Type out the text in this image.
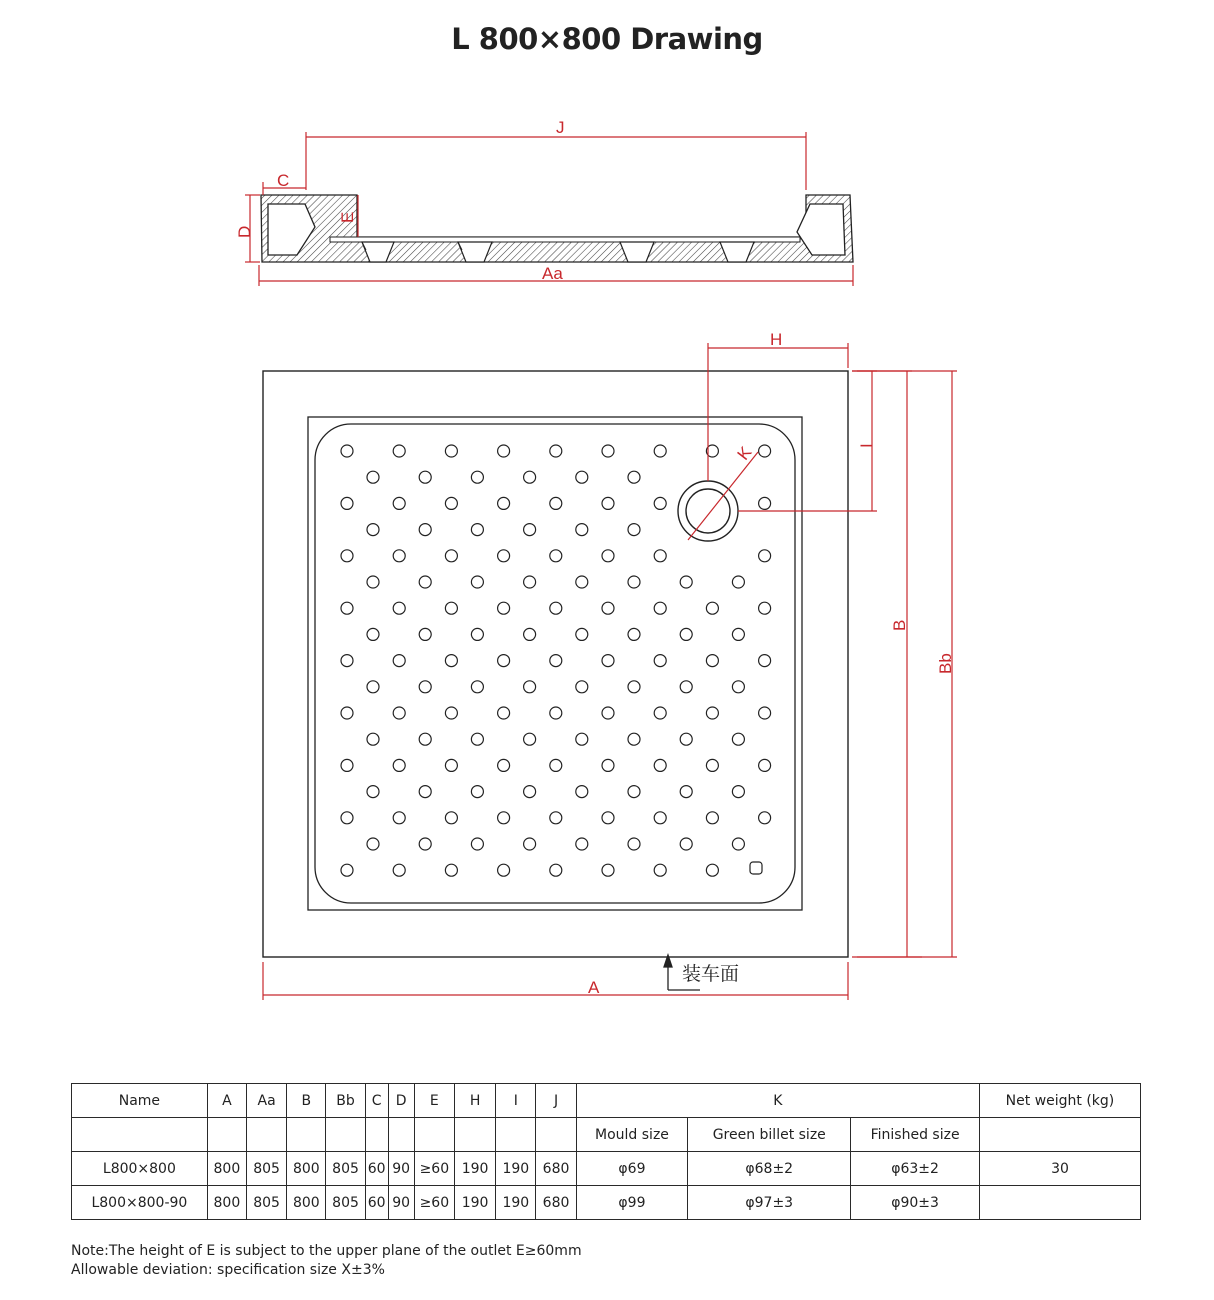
L 800×800 Drawing
J
C
D
E
Aa
H
I
K
B
Bb
A
装车面
Name	A	Aa	B	Bb	C	D	E	H	I	J	K			Net weight (kg)
											Mould size	Green billet size	Finished size	
L800×800	800	805	800	805	60	90	≥60	190	190	680	φ69	φ68±2	φ63±2	30
L800×800-90	800	805	800	805	60	90	≥60	190	190	680	φ99	φ97±3	φ90±3	
Note:The height of E is subject to the upper plane of the outlet E≥60mm
Allowable deviation: specification size X±3%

WRITTEN PROBLEM –
Pictures are not part of the copy; reproduce everything else in the records exactly.

EXERCISE SOLUTION –
Type out the text in this image.
L 800×800 Drawing
J
C
D
E
Aa
H
I
K
B
Bb
A
装车面
Name	A	Aa	B	Bb	C	D	E	H	I	J	K			Net weight (kg)
											Mould size	Green billet size	Finished size	
L800×800	800	805	800	805	60	90	≥60	190	190	680	φ69	φ68±2	φ63±2	30
L800×800-90	800	805	800	805	60	90	≥60	190	190	680	φ99	φ97±3	φ90±3	
Note:The height of E is subject to the upper plane of the outlet E≥60mm
Allowable deviation: specification size X±3%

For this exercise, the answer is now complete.